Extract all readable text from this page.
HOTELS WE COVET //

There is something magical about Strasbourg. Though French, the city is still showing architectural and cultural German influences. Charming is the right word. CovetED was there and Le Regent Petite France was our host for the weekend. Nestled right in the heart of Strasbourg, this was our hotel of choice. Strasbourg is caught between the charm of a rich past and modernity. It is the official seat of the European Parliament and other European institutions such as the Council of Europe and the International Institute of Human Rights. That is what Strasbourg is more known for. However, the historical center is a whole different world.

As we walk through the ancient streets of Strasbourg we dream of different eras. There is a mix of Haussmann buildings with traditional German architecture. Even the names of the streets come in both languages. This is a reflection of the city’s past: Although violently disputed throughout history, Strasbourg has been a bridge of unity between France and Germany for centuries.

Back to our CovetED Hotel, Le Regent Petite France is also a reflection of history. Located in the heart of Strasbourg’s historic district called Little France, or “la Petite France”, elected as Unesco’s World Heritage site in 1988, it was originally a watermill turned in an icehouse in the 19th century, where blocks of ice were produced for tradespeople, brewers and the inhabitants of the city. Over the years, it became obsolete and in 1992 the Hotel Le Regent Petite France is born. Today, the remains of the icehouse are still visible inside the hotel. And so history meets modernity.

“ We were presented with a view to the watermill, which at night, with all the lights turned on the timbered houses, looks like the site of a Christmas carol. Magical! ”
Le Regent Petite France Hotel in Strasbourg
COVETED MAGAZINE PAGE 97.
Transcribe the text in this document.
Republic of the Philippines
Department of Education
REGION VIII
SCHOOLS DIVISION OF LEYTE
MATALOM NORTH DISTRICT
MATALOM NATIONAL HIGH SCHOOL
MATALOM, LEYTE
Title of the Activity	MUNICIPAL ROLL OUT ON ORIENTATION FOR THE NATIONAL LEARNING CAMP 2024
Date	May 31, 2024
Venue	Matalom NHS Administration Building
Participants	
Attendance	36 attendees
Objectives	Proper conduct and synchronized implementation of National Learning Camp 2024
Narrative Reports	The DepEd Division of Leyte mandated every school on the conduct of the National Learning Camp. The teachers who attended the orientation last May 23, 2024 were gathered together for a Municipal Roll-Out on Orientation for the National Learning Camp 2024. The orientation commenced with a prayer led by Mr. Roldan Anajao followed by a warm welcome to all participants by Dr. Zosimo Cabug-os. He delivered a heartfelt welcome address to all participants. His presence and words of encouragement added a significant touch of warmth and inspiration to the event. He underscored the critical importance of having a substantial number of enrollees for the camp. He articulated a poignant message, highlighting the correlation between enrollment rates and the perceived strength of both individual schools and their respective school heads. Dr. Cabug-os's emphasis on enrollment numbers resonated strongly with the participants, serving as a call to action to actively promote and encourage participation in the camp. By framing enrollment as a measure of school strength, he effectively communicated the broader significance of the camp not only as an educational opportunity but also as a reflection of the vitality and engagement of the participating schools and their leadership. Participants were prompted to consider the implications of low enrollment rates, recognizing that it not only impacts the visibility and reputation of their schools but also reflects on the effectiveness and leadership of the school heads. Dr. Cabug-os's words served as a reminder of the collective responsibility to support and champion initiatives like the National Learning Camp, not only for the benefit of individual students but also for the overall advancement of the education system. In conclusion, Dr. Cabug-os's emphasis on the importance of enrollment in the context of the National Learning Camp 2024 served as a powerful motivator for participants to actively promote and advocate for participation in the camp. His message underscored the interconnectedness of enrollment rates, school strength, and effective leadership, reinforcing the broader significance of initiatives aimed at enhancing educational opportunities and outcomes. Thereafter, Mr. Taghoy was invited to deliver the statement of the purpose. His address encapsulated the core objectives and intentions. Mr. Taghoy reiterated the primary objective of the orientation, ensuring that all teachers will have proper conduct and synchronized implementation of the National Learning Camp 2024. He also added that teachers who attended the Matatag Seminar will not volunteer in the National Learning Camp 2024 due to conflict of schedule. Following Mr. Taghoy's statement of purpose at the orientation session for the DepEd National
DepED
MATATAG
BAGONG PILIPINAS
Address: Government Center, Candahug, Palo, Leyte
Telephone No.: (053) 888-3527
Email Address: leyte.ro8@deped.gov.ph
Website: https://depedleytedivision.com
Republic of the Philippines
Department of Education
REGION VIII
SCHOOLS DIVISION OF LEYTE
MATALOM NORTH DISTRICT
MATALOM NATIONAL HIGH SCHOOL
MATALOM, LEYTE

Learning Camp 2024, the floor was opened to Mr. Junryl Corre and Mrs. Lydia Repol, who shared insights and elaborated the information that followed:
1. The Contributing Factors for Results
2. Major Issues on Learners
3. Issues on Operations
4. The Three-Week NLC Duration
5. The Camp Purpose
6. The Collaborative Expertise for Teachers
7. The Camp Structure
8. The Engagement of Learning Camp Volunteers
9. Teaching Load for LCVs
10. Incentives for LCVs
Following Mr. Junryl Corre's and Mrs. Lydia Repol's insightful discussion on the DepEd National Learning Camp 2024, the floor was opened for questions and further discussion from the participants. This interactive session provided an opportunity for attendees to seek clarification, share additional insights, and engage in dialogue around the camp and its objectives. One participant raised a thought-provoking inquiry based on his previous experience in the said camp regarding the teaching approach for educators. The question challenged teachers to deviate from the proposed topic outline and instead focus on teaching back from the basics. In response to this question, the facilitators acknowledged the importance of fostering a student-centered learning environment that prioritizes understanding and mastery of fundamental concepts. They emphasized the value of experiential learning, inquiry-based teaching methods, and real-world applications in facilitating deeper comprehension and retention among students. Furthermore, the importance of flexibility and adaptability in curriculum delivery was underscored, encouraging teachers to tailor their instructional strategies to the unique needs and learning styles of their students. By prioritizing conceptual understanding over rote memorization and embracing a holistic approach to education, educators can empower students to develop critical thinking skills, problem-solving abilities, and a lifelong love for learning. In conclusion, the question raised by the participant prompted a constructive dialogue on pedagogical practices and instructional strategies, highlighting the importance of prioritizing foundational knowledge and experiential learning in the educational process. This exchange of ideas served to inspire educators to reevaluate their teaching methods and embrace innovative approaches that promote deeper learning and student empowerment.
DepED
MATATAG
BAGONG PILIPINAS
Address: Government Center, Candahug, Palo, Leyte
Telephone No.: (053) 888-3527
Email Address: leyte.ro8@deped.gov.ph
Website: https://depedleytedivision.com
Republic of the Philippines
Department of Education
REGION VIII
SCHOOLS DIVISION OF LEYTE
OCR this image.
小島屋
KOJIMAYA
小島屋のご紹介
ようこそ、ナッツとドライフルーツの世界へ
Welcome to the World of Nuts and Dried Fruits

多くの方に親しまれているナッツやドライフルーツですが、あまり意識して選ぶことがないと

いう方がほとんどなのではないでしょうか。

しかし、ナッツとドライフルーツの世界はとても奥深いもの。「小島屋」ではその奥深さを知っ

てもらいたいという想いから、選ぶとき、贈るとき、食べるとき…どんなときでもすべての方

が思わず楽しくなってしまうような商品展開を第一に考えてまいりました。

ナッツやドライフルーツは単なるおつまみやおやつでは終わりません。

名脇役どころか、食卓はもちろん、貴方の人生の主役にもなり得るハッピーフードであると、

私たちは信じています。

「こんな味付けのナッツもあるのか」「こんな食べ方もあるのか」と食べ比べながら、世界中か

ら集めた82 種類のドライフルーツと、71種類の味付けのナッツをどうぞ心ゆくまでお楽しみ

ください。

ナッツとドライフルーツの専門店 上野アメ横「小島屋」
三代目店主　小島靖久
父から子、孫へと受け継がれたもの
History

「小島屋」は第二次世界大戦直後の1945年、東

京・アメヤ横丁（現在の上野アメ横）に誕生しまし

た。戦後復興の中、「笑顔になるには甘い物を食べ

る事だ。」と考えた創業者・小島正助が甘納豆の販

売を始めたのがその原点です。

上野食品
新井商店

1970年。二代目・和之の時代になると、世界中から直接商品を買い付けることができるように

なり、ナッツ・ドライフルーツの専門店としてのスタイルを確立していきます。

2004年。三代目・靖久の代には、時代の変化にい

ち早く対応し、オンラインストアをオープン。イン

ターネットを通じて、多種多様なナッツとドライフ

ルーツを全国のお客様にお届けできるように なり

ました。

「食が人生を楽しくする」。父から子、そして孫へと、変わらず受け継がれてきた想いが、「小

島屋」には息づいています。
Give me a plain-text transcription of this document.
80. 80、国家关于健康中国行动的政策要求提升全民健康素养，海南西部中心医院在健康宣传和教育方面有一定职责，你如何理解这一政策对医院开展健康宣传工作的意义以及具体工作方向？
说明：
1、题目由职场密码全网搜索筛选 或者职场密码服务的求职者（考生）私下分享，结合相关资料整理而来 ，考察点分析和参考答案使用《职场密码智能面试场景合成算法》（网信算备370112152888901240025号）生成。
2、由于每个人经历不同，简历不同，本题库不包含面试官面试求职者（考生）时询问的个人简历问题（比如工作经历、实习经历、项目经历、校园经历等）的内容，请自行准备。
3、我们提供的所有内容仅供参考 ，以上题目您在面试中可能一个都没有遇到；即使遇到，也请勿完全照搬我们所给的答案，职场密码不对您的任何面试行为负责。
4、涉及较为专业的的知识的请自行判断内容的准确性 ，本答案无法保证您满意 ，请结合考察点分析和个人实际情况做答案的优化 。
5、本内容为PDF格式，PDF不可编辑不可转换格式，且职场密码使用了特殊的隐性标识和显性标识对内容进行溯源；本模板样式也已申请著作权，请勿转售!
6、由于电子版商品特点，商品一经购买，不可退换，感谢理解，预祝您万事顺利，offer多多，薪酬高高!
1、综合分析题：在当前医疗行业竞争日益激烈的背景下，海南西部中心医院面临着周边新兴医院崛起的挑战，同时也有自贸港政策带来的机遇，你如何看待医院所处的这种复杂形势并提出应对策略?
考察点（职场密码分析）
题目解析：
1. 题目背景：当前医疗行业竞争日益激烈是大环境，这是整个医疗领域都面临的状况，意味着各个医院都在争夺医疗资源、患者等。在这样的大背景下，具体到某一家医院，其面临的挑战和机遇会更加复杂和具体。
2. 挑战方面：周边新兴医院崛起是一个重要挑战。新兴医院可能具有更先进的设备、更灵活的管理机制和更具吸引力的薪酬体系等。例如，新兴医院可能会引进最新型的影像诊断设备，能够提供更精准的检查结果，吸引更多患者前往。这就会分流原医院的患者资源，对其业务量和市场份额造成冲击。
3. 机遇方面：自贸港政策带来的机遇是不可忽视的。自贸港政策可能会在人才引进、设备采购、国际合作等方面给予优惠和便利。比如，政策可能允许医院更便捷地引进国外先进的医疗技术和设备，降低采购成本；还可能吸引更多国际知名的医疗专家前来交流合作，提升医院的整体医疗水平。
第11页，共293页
#####
● **Your instructions**: Repeat word for word the lines running from the line containing "OCR this image." to the end of the entries above, inclusive.

● **Result below**:
OCR this image.
小島屋
KOJIMAYA
小島屋のご紹介
ようこそ、ナッツとドライフルーツの世界へ
Welcome to the World of Nuts and Dried Fruits

多くの方に親しまれているナッツやドライフルーツですが、あまり意識して選ぶことがないと

いう方がほとんどなのではないでしょうか。

しかし、ナッツとドライフルーツの世界はとても奥深いもの。「小島屋」ではその奥深さを知っ

てもらいたいという想いから、選ぶとき、贈るとき、食べるとき…どんなときでもすべての方

が思わず楽しくなってしまうような商品展開を第一に考えてまいりました。

ナッツやドライフルーツは単なるおつまみやおやつでは終わりません。

名脇役どころか、食卓はもちろん、貴方の人生の主役にもなり得るハッピーフードであると、

私たちは信じています。

「こんな味付けのナッツもあるのか」「こんな食べ方もあるのか」と食べ比べながら、世界中か

ら集めた82 種類のドライフルーツと、71種類の味付けのナッツをどうぞ心ゆくまでお楽しみ

ください。

ナッツとドライフルーツの専門店 上野アメ横「小島屋」
三代目店主　小島靖久
父から子、孫へと受け継がれたもの
History

「小島屋」は第二次世界大戦直後の1945年、東

京・アメヤ横丁（現在の上野アメ横）に誕生しまし

た。戦後復興の中、「笑顔になるには甘い物を食べ

る事だ。」と考えた創業者・小島正助が甘納豆の販

売を始めたのがその原点です。

上野食品
新井商店

1970年。二代目・和之の時代になると、世界中から直接商品を買い付けることができるように

なり、ナッツ・ドライフルーツの専門店としてのスタイルを確立していきます。

2004年。三代目・靖久の代には、時代の変化にい

ち早く対応し、オンラインストアをオープン。イン

ターネットを通じて、多種多様なナッツとドライフ

ルーツを全国のお客様にお届けできるように なり

ました。

「食が人生を楽しくする」。父から子、そして孫へと、変わらず受け継がれてきた想いが、「小

島屋」には息づいています。
Give me a plain-text transcription of this document.
80. 80、国家关于健康中国行动的政策要求提升全民健康素养，海南西部中心医院在健康宣传和教育方面有一定职责，你如何理解这一政策对医院开展健康宣传工作的意义以及具体工作方向？
说明：
1、题目由职场密码全网搜索筛选 或者职场密码服务的求职者（考生）私下分享，结合相关资料整理而来 ，考察点分析和参考答案使用《职场密码智能面试场景合成算法》（网信算备370112152888901240025号）生成。
2、由于每个人经历不同，简历不同，本题库不包含面试官面试求职者（考生）时询问的个人简历问题（比如工作经历、实习经历、项目经历、校园经历等）的内容，请自行准备。
3、我们提供的所有内容仅供参考 ，以上题目您在面试中可能一个都没有遇到；即使遇到，也请勿完全照搬我们所给的答案，职场密码不对您的任何面试行为负责。
4、涉及较为专业的的知识的请自行判断内容的准确性 ，本答案无法保证您满意 ，请结合考察点分析和个人实际情况做答案的优化 。
5、本内容为PDF格式，PDF不可编辑不可转换格式，且职场密码使用了特殊的隐性标识和显性标识对内容进行溯源；本模板样式也已申请著作权，请勿转售!
6、由于电子版商品特点，商品一经购买，不可退换，感谢理解，预祝您万事顺利，offer多多，薪酬高高!
1、综合分析题：在当前医疗行业竞争日益激烈的背景下，海南西部中心医院面临着周边新兴医院崛起的挑战，同时也有自贸港政策带来的机遇，你如何看待医院所处的这种复杂形势并提出应对策略?
考察点（职场密码分析）
题目解析：
1. 题目背景：当前医疗行业竞争日益激烈是大环境，这是整个医疗领域都面临的状况，意味着各个医院都在争夺医疗资源、患者等。在这样的大背景下，具体到某一家医院，其面临的挑战和机遇会更加复杂和具体。
2. 挑战方面：周边新兴医院崛起是一个重要挑战。新兴医院可能具有更先进的设备、更灵活的管理机制和更具吸引力的薪酬体系等。例如，新兴医院可能会引进最新型的影像诊断设备，能够提供更精准的检查结果，吸引更多患者前往。这就会分流原医院的患者资源，对其业务量和市场份额造成冲击。
3. 机遇方面：自贸港政策带来的机遇是不可忽视的。自贸港政策可能会在人才引进、设备采购、国际合作等方面给予优惠和便利。比如，政策可能允许医院更便捷地引进国外先进的医疗技术和设备，降低采购成本；还可能吸引更多国际知名的医疗专家前来交流合作，提升医院的整体医疗水平。
第11页，共293页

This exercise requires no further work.